_Exercise prompt:_ Tally the lines holding "text" and state only that figure.

_Extracted records:_
—————
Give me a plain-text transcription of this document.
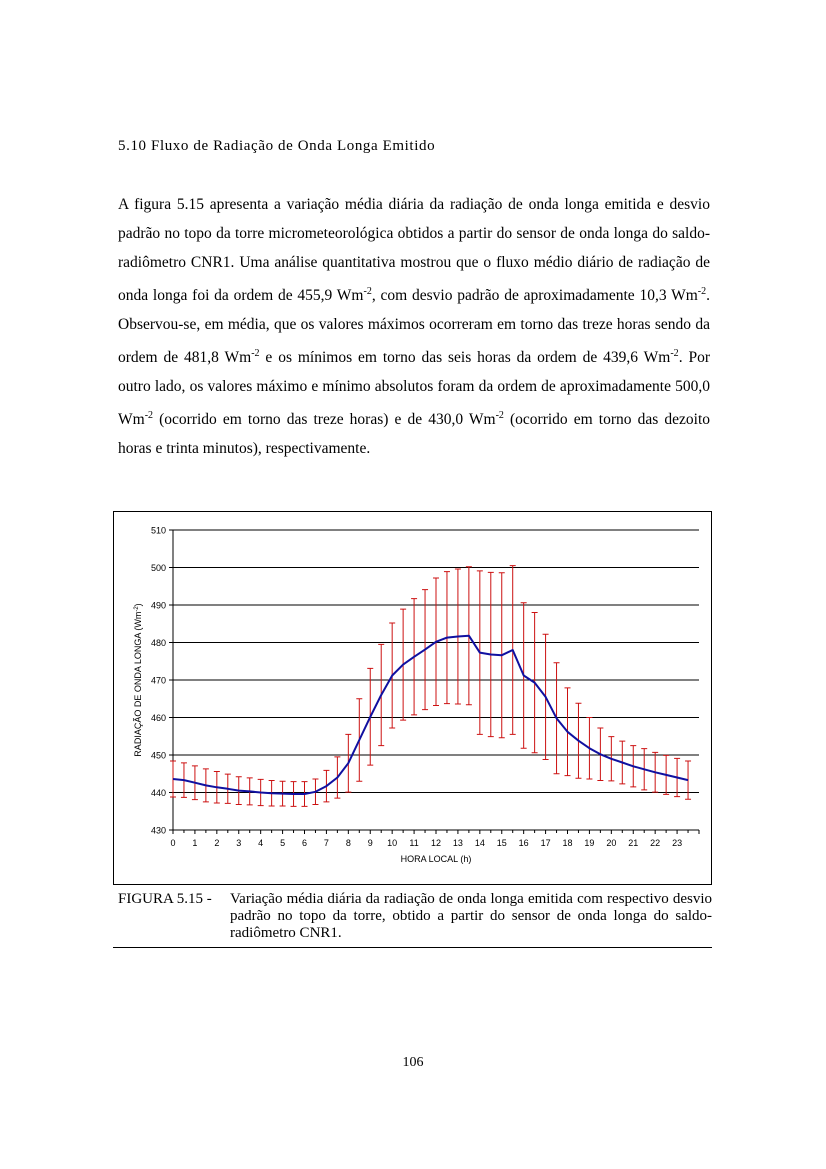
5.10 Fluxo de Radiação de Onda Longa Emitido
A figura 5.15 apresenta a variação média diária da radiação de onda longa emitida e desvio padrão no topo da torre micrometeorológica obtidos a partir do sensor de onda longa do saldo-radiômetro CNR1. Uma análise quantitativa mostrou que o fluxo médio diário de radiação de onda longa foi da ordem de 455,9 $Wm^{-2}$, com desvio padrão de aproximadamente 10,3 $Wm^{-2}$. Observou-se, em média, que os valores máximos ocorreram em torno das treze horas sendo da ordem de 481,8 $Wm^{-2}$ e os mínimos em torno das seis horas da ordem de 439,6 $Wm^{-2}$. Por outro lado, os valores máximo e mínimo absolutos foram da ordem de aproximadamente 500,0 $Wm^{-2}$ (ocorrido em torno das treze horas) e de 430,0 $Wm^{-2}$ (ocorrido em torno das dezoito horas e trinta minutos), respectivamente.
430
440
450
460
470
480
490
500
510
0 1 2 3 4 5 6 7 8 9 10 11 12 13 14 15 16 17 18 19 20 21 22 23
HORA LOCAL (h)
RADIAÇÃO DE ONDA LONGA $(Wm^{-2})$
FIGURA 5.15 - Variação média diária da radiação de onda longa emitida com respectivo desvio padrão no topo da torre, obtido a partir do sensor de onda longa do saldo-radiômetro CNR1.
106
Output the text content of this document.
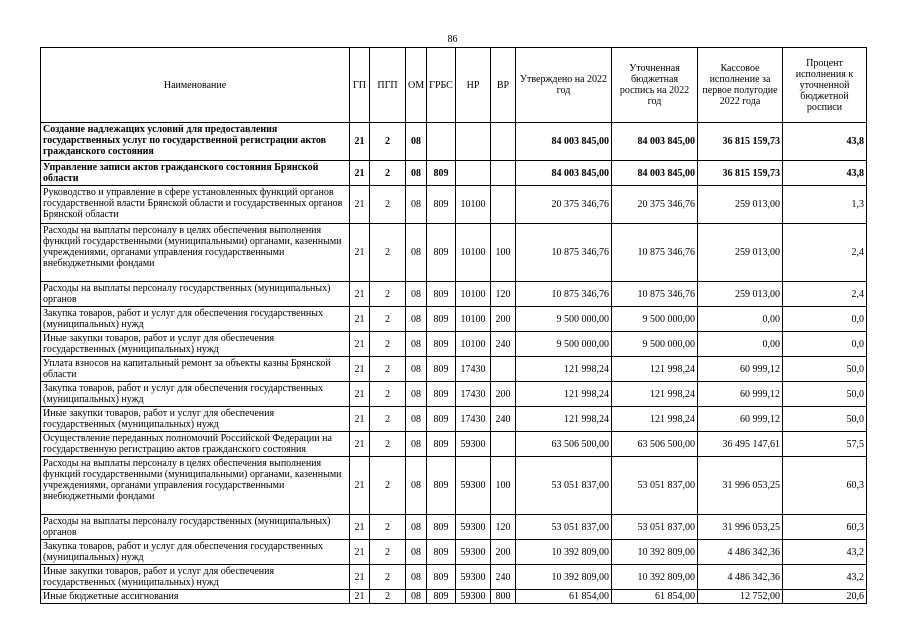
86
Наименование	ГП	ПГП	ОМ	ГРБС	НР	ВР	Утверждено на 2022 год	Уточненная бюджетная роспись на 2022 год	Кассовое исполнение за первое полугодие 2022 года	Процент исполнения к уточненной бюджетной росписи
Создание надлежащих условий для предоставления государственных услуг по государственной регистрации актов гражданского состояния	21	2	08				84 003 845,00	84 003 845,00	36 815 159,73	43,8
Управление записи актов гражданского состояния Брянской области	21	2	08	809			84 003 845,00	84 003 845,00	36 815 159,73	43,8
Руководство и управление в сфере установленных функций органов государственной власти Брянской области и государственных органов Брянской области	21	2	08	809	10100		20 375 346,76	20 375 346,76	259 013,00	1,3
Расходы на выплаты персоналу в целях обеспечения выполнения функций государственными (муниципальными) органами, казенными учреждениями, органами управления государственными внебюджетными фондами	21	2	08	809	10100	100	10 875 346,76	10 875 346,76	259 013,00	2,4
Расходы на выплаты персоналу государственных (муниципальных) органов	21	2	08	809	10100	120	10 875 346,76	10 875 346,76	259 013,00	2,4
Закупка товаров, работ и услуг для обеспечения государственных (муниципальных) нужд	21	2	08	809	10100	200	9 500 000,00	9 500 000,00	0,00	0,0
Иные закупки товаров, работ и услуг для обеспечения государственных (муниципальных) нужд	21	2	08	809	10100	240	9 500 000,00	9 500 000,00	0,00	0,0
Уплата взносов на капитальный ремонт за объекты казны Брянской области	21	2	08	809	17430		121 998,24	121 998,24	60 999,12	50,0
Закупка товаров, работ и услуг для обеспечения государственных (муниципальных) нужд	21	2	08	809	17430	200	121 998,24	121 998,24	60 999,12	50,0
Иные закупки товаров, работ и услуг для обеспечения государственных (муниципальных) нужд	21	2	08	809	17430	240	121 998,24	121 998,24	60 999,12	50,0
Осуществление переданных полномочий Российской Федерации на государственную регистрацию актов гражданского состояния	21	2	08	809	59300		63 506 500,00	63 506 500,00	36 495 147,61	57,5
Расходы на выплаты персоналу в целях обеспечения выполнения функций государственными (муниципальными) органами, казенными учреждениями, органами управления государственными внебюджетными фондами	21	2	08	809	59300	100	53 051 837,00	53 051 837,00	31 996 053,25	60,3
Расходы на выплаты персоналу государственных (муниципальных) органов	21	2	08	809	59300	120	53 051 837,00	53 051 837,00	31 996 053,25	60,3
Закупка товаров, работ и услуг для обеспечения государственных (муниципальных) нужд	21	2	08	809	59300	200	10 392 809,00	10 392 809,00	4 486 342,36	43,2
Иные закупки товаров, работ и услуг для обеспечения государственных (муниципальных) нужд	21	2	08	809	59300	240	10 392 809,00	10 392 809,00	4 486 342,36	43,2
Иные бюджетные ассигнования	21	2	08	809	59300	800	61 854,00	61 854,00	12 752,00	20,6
—————
_Response to the task:_ 2